[Rows from a figure dataset]
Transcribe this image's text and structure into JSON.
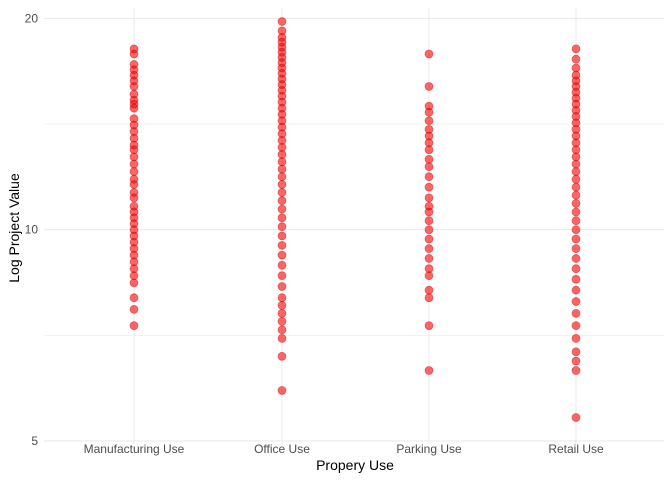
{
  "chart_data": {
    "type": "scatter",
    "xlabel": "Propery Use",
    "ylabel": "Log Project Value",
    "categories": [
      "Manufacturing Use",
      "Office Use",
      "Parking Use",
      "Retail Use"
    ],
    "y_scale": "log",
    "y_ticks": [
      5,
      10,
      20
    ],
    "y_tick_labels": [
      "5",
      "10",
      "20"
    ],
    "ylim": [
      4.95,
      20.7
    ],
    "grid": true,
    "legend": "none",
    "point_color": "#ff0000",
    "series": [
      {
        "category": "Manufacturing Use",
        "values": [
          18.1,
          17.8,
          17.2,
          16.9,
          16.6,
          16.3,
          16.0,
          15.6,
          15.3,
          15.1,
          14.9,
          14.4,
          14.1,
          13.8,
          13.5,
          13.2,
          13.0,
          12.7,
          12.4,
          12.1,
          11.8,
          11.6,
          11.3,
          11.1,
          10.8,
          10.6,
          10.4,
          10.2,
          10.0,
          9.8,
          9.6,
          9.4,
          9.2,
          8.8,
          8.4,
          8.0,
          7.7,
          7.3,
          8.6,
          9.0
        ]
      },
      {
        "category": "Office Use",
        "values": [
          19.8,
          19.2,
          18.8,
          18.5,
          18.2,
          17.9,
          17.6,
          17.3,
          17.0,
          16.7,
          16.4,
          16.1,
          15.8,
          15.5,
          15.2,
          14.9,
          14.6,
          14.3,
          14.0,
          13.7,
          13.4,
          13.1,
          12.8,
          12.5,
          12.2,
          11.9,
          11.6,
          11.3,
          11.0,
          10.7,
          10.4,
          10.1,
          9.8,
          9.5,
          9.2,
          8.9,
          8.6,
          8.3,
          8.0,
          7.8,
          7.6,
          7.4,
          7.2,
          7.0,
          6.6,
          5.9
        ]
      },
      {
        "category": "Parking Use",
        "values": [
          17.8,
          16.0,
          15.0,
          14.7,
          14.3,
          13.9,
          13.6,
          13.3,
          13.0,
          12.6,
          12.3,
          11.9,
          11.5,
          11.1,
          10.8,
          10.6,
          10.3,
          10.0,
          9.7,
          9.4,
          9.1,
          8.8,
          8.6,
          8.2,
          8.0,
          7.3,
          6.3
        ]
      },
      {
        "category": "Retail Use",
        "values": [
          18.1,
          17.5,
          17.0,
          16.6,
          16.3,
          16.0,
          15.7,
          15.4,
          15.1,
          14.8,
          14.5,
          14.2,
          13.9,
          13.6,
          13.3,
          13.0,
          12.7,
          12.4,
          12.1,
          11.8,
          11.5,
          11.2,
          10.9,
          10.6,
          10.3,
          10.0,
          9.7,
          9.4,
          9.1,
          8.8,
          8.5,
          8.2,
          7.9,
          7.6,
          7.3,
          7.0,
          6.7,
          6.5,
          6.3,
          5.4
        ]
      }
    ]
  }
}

- [Stated problem] Transcribe every entry word for word, but skip the pictures.

- [Task result]
Transcribe this image's text and structure into JSON.
{
  "chart_data": {
    "type": "scatter",
    "xlabel": "Propery Use",
    "ylabel": "Log Project Value",
    "categories": [
      "Manufacturing Use",
      "Office Use",
      "Parking Use",
      "Retail Use"
    ],
    "y_scale": "log",
    "y_ticks": [
      5,
      10,
      20
    ],
    "y_tick_labels": [
      "5",
      "10",
      "20"
    ],
    "ylim": [
      4.95,
      20.7
    ],
    "grid": true,
    "legend": "none",
    "point_color": "#ff0000",
    "series": [
      {
        "category": "Manufacturing Use",
        "values": [
          18.1,
          17.8,
          17.2,
          16.9,
          16.6,
          16.3,
          16.0,
          15.6,
          15.3,
          15.1,
          14.9,
          14.4,
          14.1,
          13.8,
          13.5,
          13.2,
          13.0,
          12.7,
          12.4,
          12.1,
          11.8,
          11.6,
          11.3,
          11.1,
          10.8,
          10.6,
          10.4,
          10.2,
          10.0,
          9.8,
          9.6,
          9.4,
          9.2,
          8.8,
          8.4,
          8.0,
          7.7,
          7.3,
          8.6,
          9.0
        ]
      },
      {
        "category": "Office Use",
        "values": [
          19.8,
          19.2,
          18.8,
          18.5,
          18.2,
          17.9,
          17.6,
          17.3,
          17.0,
          16.7,
          16.4,
          16.1,
          15.8,
          15.5,
          15.2,
          14.9,
          14.6,
          14.3,
          14.0,
          13.7,
          13.4,
          13.1,
          12.8,
          12.5,
          12.2,
          11.9,
          11.6,
          11.3,
          11.0,
          10.7,
          10.4,
          10.1,
          9.8,
          9.5,
          9.2,
          8.9,
          8.6,
          8.3,
          8.0,
          7.8,
          7.6,
          7.4,
          7.2,
          7.0,
          6.6,
          5.9
        ]
      },
      {
        "category": "Parking Use",
        "values": [
          17.8,
          16.0,
          15.0,
          14.7,
          14.3,
          13.9,
          13.6,
          13.3,
          13.0,
          12.6,
          12.3,
          11.9,
          11.5,
          11.1,
          10.8,
          10.6,
          10.3,
          10.0,
          9.7,
          9.4,
          9.1,
          8.8,
          8.6,
          8.2,
          8.0,
          7.3,
          6.3
        ]
      },
      {
        "category": "Retail Use",
        "values": [
          18.1,
          17.5,
          17.0,
          16.6,
          16.3,
          16.0,
          15.7,
          15.4,
          15.1,
          14.8,
          14.5,
          14.2,
          13.9,
          13.6,
          13.3,
          13.0,
          12.7,
          12.4,
          12.1,
          11.8,
          11.5,
          11.2,
          10.9,
          10.6,
          10.3,
          10.0,
          9.7,
          9.4,
          9.1,
          8.8,
          8.5,
          8.2,
          7.9,
          7.6,
          7.3,
          7.0,
          6.7,
          6.5,
          6.3,
          5.4
        ]
      }
    ]
  }
}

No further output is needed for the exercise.